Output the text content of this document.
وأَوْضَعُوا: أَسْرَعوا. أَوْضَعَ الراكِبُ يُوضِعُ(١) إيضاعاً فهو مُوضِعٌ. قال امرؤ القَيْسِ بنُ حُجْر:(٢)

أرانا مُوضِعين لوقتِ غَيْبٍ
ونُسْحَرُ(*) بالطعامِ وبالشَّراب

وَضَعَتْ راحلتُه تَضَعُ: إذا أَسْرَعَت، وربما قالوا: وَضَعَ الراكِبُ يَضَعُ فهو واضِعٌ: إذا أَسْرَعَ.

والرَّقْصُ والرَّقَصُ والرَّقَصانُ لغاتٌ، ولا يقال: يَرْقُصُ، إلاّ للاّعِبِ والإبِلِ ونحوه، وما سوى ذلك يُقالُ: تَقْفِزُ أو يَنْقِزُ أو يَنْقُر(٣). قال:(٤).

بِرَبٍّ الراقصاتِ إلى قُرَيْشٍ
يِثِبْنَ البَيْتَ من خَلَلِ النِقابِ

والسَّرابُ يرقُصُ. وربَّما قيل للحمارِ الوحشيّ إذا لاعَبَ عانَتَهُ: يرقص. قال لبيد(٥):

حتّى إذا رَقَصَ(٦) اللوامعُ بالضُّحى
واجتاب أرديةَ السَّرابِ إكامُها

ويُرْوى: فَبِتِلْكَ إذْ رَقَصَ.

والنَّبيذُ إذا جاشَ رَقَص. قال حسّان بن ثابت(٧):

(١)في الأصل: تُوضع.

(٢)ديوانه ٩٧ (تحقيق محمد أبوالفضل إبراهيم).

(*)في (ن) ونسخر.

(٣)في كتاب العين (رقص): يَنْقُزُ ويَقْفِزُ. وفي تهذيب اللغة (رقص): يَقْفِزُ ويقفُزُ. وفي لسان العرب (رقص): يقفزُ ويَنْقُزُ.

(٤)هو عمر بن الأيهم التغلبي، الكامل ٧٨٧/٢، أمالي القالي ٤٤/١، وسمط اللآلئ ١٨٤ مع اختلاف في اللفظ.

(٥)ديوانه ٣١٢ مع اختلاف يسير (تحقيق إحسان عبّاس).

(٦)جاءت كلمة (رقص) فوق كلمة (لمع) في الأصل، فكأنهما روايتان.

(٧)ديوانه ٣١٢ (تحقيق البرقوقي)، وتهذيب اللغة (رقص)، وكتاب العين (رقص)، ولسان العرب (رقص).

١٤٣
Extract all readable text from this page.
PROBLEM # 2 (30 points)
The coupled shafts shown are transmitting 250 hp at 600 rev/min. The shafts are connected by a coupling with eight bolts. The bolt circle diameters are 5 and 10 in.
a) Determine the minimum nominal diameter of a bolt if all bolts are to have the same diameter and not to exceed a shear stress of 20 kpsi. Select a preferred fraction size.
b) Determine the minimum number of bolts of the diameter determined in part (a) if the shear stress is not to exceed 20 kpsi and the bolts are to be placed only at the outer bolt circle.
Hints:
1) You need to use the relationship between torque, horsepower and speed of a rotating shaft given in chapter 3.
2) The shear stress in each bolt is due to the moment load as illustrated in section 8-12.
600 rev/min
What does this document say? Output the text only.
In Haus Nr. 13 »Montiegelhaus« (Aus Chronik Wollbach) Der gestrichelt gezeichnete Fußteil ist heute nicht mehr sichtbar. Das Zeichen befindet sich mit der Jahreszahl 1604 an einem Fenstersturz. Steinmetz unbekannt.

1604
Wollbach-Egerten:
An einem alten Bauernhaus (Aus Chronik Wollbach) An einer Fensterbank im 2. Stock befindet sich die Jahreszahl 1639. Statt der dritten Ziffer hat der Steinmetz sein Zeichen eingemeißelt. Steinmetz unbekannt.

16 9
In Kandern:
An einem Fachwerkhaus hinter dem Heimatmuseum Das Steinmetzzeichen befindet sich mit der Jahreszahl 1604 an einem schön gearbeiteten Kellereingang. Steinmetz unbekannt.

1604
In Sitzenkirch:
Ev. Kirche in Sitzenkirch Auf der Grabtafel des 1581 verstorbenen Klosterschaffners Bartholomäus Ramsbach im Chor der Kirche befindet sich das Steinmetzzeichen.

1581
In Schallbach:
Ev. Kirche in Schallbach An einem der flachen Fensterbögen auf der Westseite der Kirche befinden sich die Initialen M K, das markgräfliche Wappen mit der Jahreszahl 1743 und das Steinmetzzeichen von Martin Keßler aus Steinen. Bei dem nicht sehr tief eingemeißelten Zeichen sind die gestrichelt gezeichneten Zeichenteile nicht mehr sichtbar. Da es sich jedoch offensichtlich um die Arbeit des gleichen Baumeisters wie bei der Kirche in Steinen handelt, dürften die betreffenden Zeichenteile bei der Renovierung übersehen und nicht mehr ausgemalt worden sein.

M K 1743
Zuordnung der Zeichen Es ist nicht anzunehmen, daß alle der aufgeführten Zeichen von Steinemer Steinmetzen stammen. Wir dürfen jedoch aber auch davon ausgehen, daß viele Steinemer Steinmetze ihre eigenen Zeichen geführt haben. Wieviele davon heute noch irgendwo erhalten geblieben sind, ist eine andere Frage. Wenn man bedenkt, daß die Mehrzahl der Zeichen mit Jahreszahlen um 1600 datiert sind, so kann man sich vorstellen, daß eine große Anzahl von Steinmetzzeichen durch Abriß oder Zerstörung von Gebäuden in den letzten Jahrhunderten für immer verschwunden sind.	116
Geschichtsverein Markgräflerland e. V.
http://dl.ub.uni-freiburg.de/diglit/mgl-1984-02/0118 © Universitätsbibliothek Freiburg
# # #
Gather every line from the entries above where the word "this" appears, and copy them.

Output the text content of this document.
Extract all readable text from this page.
What does this document say? Output the text only.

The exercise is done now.